The data below should be printed in full, exactly, and without any of its images.
— begin GIVEN RECORDS —
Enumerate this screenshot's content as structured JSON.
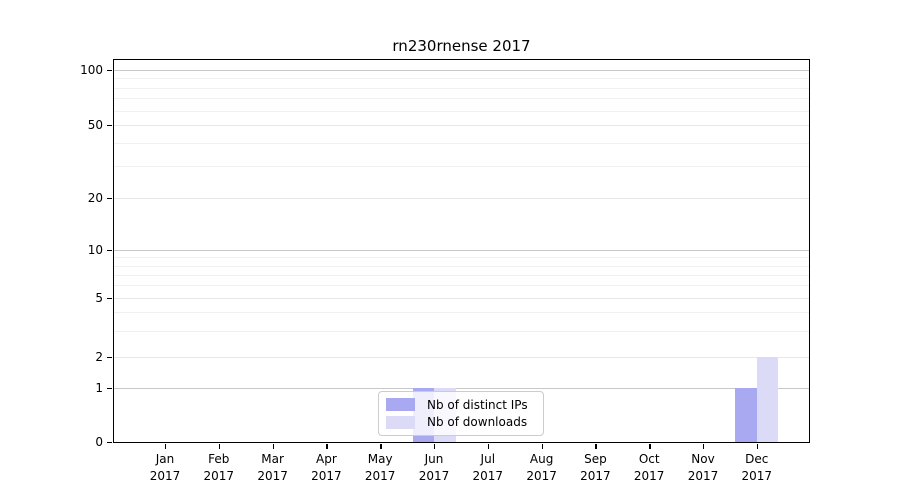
{
  "chart_data": {
    "type": "bar",
    "title": "rn230rnense 2017",
    "categories": [
      "Jan 2017",
      "Feb 2017",
      "Mar 2017",
      "Apr 2017",
      "May 2017",
      "Jun 2017",
      "Jul 2017",
      "Aug 2017",
      "Sep 2017",
      "Oct 2017",
      "Nov 2017",
      "Dec 2017"
    ],
    "month_labels": [
      "Jan",
      "Feb",
      "Mar",
      "Apr",
      "May",
      "Jun",
      "Jul",
      "Aug",
      "Sep",
      "Oct",
      "Nov",
      "Dec"
    ],
    "year_label": "2017",
    "series": [
      {
        "name": "Nb of distinct IPs",
        "color": "#a9a9f2",
        "values": [
          0,
          0,
          0,
          0,
          0,
          1,
          0,
          0,
          0,
          0,
          0,
          1
        ]
      },
      {
        "name": "Nb of downloads",
        "color": "#dbdbf8",
        "values": [
          0,
          0,
          0,
          0,
          0,
          1,
          0,
          0,
          0,
          0,
          0,
          2
        ]
      }
    ],
    "xlabel": "",
    "ylabel": "",
    "y_axis": {
      "scale": "symlog",
      "tick_values": [
        0,
        1,
        2,
        5,
        10,
        20,
        50,
        100
      ],
      "range": [
        0,
        110
      ]
    },
    "grid": true,
    "legend_position": "inside bottom-center",
    "colors": {
      "axis": "#000000",
      "major_grid": "#c8c8c8",
      "labeled_grid": "#e7e7e7",
      "minor_grid": "#f0f0f0",
      "background": "#ffffff"
    }
  }
}
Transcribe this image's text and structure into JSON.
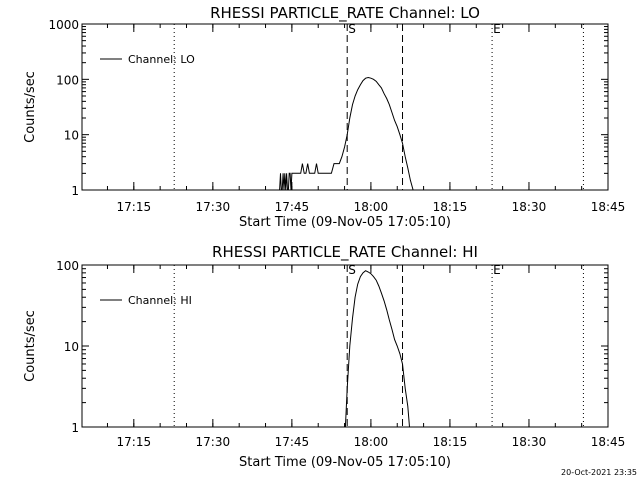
— end GIVEN RECORDS —
§ EXERCISE OUTPUT
Enumerate this screenshot's content as structured JSON.
{
  "chart_data": {
    "type": "bar",
    "title": "rn230rnense 2017",
    "categories": [
      "Jan 2017",
      "Feb 2017",
      "Mar 2017",
      "Apr 2017",
      "May 2017",
      "Jun 2017",
      "Jul 2017",
      "Aug 2017",
      "Sep 2017",
      "Oct 2017",
      "Nov 2017",
      "Dec 2017"
    ],
    "month_labels": [
      "Jan",
      "Feb",
      "Mar",
      "Apr",
      "May",
      "Jun",
      "Jul",
      "Aug",
      "Sep",
      "Oct",
      "Nov",
      "Dec"
    ],
    "year_label": "2017",
    "series": [
      {
        "name": "Nb of distinct IPs",
        "color": "#a9a9f2",
        "values": [
          0,
          0,
          0,
          0,
          0,
          1,
          0,
          0,
          0,
          0,
          0,
          1
        ]
      },
      {
        "name": "Nb of downloads",
        "color": "#dbdbf8",
        "values": [
          0,
          0,
          0,
          0,
          0,
          1,
          0,
          0,
          0,
          0,
          0,
          2
        ]
      }
    ],
    "xlabel": "",
    "ylabel": "",
    "y_axis": {
      "scale": "symlog",
      "tick_values": [
        0,
        1,
        2,
        5,
        10,
        20,
        50,
        100
      ],
      "range": [
        0,
        110
      ]
    },
    "grid": true,
    "legend_position": "inside bottom-center",
    "colors": {
      "axis": "#000000",
      "major_grid": "#c8c8c8",
      "labeled_grid": "#e7e7e7",
      "minor_grid": "#f0f0f0",
      "background": "#ffffff"
    }
  }
}
Transcribe this image's text and structure into JSON.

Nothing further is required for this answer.